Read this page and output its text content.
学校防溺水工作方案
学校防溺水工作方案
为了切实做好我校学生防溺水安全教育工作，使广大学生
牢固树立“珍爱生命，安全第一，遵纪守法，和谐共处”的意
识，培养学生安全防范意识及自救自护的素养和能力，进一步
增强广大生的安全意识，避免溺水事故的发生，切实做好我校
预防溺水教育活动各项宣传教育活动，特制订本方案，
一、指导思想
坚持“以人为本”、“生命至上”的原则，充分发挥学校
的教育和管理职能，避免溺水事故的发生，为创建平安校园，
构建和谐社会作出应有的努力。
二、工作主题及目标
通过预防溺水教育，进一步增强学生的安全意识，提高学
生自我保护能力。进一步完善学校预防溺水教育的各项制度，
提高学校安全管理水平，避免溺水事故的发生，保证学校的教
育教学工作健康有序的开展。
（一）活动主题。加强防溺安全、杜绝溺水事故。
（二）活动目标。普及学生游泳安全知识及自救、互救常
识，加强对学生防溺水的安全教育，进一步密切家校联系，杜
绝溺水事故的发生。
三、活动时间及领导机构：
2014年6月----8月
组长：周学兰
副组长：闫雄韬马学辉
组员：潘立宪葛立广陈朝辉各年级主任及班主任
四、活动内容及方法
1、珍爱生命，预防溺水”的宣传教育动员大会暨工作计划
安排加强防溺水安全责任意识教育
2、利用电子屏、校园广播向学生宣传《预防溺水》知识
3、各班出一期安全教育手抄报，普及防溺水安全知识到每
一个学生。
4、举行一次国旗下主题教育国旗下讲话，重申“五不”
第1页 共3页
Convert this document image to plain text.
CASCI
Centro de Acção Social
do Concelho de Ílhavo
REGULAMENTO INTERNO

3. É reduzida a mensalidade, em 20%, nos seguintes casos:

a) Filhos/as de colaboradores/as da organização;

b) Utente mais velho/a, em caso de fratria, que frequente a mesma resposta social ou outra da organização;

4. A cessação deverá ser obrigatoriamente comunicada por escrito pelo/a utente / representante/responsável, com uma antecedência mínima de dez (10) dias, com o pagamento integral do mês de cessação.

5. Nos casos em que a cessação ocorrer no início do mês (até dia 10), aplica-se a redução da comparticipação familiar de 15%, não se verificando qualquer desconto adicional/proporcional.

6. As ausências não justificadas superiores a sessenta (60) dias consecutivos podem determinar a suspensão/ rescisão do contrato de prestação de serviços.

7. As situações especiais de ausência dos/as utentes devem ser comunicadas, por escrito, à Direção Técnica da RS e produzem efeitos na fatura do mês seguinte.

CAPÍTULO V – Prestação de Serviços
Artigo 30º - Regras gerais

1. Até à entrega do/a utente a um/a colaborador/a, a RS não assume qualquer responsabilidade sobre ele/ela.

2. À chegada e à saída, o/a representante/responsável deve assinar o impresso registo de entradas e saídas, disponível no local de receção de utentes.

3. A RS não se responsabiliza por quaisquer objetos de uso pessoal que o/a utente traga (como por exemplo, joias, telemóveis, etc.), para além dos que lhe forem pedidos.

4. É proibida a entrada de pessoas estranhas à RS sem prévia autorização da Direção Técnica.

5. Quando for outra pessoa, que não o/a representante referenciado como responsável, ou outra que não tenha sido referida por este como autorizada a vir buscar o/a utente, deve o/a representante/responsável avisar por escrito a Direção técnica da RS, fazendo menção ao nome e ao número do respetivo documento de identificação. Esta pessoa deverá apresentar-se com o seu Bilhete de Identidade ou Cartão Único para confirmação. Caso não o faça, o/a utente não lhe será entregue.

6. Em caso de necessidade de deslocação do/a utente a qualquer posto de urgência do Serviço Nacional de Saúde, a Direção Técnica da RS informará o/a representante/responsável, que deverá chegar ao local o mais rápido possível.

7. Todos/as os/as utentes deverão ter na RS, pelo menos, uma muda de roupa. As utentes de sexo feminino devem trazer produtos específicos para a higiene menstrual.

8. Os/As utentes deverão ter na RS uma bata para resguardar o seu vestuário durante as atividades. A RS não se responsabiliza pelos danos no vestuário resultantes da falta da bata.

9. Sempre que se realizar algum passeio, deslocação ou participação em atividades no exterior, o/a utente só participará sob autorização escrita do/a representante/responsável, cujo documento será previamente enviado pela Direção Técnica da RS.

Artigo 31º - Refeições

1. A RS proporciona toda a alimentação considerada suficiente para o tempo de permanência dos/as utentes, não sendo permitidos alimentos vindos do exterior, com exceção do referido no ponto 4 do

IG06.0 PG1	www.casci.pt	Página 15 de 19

:::::

▸ **Aim of the exercise**: All of the entries need to be reproduced exactly; please write them out.

▸ **The solution**:
Read this page and output its text content.
学校防溺水工作方案
学校防溺水工作方案
为了切实做好我校学生防溺水安全教育工作，使广大学生
牢固树立“珍爱生命，安全第一，遵纪守法，和谐共处”的意
识，培养学生安全防范意识及自救自护的素养和能力，进一步
增强广大生的安全意识，避免溺水事故的发生，切实做好我校
预防溺水教育活动各项宣传教育活动，特制订本方案，
一、指导思想
坚持“以人为本”、“生命至上”的原则，充分发挥学校
的教育和管理职能，避免溺水事故的发生，为创建平安校园，
构建和谐社会作出应有的努力。
二、工作主题及目标
通过预防溺水教育，进一步增强学生的安全意识，提高学
生自我保护能力。进一步完善学校预防溺水教育的各项制度，
提高学校安全管理水平，避免溺水事故的发生，保证学校的教
育教学工作健康有序的开展。
（一）活动主题。加强防溺安全、杜绝溺水事故。
（二）活动目标。普及学生游泳安全知识及自救、互救常
识，加强对学生防溺水的安全教育，进一步密切家校联系，杜
绝溺水事故的发生。
三、活动时间及领导机构：
2014年6月----8月
组长：周学兰
副组长：闫雄韬马学辉
组员：潘立宪葛立广陈朝辉各年级主任及班主任
四、活动内容及方法
1、珍爱生命，预防溺水”的宣传教育动员大会暨工作计划
安排加强防溺水安全责任意识教育
2、利用电子屏、校园广播向学生宣传《预防溺水》知识
3、各班出一期安全教育手抄报，普及防溺水安全知识到每
一个学生。
4、举行一次国旗下主题教育国旗下讲话，重申“五不”
第1页 共3页
Convert this document image to plain text.
CASCI
Centro de Acção Social
do Concelho de Ílhavo
REGULAMENTO INTERNO

3. É reduzida a mensalidade, em 20%, nos seguintes casos:

a) Filhos/as de colaboradores/as da organização;

b) Utente mais velho/a, em caso de fratria, que frequente a mesma resposta social ou outra da organização;

4. A cessação deverá ser obrigatoriamente comunicada por escrito pelo/a utente / representante/responsável, com uma antecedência mínima de dez (10) dias, com o pagamento integral do mês de cessação.

5. Nos casos em que a cessação ocorrer no início do mês (até dia 10), aplica-se a redução da comparticipação familiar de 15%, não se verificando qualquer desconto adicional/proporcional.

6. As ausências não justificadas superiores a sessenta (60) dias consecutivos podem determinar a suspensão/ rescisão do contrato de prestação de serviços.

7. As situações especiais de ausência dos/as utentes devem ser comunicadas, por escrito, à Direção Técnica da RS e produzem efeitos na fatura do mês seguinte.

CAPÍTULO V – Prestação de Serviços
Artigo 30º - Regras gerais

1. Até à entrega do/a utente a um/a colaborador/a, a RS não assume qualquer responsabilidade sobre ele/ela.

2. À chegada e à saída, o/a representante/responsável deve assinar o impresso registo de entradas e saídas, disponível no local de receção de utentes.

3. A RS não se responsabiliza por quaisquer objetos de uso pessoal que o/a utente traga (como por exemplo, joias, telemóveis, etc.), para além dos que lhe forem pedidos.

4. É proibida a entrada de pessoas estranhas à RS sem prévia autorização da Direção Técnica.

5. Quando for outra pessoa, que não o/a representante referenciado como responsável, ou outra que não tenha sido referida por este como autorizada a vir buscar o/a utente, deve o/a representante/responsável avisar por escrito a Direção técnica da RS, fazendo menção ao nome e ao número do respetivo documento de identificação. Esta pessoa deverá apresentar-se com o seu Bilhete de Identidade ou Cartão Único para confirmação. Caso não o faça, o/a utente não lhe será entregue.

6. Em caso de necessidade de deslocação do/a utente a qualquer posto de urgência do Serviço Nacional de Saúde, a Direção Técnica da RS informará o/a representante/responsável, que deverá chegar ao local o mais rápido possível.

7. Todos/as os/as utentes deverão ter na RS, pelo menos, uma muda de roupa. As utentes de sexo feminino devem trazer produtos específicos para a higiene menstrual.

8. Os/As utentes deverão ter na RS uma bata para resguardar o seu vestuário durante as atividades. A RS não se responsabiliza pelos danos no vestuário resultantes da falta da bata.

9. Sempre que se realizar algum passeio, deslocação ou participação em atividades no exterior, o/a utente só participará sob autorização escrita do/a representante/responsável, cujo documento será previamente enviado pela Direção Técnica da RS.

Artigo 31º - Refeições

1. A RS proporciona toda a alimentação considerada suficiente para o tempo de permanência dos/as utentes, não sendo permitidos alimentos vindos do exterior, com exceção do referido no ponto 4 do

IG06.0 PG1	www.casci.pt	Página 15 de 19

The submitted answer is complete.